What to do
Among the lines below, count those with "text". Give the total alone.

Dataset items

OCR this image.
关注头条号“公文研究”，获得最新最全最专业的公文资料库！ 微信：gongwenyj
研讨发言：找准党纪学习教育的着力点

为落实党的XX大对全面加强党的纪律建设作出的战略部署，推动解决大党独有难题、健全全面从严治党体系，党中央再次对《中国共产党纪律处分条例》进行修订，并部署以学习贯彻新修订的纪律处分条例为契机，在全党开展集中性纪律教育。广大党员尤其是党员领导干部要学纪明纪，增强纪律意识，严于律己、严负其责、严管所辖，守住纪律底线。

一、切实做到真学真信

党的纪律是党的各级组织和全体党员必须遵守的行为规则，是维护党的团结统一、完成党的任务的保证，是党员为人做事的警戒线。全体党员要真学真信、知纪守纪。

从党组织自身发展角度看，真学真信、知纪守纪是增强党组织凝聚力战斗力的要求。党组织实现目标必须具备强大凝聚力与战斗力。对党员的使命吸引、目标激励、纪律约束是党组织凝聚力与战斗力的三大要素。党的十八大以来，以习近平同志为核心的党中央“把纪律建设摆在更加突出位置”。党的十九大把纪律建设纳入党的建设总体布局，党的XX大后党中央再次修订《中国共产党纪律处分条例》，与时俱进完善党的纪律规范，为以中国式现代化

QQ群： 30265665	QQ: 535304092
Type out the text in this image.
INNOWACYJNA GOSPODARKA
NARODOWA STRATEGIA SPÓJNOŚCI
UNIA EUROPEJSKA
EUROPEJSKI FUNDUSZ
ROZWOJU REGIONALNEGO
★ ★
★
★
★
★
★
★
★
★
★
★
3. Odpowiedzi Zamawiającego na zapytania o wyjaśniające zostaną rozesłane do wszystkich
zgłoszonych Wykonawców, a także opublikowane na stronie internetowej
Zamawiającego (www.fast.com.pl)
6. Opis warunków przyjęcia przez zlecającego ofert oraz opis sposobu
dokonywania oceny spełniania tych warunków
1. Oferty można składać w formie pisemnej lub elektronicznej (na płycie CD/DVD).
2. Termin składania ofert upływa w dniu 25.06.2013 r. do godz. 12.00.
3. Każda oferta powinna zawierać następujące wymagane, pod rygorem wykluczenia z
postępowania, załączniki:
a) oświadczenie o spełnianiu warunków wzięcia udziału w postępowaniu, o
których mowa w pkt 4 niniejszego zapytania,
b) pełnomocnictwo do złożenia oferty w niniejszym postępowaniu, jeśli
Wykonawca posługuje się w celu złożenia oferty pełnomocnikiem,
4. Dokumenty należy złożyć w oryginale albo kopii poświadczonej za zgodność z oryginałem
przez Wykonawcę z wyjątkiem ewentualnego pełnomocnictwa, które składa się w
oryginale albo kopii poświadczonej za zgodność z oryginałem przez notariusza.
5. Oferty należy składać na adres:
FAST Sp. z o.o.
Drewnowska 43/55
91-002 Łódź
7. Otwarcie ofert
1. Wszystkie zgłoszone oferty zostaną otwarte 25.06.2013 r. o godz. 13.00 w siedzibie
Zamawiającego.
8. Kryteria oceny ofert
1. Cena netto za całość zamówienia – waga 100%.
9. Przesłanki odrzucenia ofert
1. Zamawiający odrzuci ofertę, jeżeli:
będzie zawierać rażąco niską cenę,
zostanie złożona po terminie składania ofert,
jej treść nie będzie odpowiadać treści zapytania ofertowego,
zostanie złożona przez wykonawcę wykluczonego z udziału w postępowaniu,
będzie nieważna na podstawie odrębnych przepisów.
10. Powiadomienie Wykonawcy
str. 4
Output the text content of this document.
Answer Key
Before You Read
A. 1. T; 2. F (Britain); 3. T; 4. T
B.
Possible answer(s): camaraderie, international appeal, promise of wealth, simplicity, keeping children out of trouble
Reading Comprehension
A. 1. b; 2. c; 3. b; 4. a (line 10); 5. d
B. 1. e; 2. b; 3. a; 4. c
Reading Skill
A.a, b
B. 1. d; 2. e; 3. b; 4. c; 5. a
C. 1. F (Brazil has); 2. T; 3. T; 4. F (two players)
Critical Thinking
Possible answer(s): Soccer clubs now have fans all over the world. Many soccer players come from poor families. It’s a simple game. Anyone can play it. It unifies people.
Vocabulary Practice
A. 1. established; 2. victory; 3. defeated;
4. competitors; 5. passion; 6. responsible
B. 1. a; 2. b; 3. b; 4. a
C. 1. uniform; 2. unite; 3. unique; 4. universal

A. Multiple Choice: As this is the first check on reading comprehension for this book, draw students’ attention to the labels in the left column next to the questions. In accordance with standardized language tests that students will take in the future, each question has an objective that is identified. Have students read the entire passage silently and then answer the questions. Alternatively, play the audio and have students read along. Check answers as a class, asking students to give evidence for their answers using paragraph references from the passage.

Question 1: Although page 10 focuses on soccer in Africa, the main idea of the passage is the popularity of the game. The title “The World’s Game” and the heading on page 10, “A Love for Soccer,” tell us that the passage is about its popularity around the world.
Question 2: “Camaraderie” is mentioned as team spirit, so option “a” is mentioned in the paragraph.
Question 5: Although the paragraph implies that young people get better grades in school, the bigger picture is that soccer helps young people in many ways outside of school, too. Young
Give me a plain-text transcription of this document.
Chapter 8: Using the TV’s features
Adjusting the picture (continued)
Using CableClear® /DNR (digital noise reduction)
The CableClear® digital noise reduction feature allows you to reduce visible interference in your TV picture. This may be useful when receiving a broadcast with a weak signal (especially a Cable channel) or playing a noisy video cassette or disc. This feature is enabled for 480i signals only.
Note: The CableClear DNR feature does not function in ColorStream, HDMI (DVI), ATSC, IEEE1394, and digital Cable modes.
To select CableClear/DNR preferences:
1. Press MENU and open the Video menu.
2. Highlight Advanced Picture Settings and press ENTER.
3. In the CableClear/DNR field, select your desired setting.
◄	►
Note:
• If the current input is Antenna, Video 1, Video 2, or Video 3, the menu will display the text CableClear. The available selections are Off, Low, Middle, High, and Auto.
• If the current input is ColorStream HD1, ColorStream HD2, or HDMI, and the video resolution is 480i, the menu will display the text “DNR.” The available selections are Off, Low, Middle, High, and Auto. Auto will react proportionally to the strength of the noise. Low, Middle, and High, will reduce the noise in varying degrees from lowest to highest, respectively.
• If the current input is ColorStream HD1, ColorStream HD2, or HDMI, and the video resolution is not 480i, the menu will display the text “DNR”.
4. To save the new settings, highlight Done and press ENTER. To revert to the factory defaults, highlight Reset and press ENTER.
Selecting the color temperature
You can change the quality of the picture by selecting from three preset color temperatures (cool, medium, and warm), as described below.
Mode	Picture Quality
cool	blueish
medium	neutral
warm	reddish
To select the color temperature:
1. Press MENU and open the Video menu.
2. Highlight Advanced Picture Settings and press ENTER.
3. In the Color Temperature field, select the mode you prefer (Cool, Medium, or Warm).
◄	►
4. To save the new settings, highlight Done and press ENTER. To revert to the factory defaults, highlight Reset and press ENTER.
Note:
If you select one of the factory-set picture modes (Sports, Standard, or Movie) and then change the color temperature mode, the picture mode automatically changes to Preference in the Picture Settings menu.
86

Written reply
6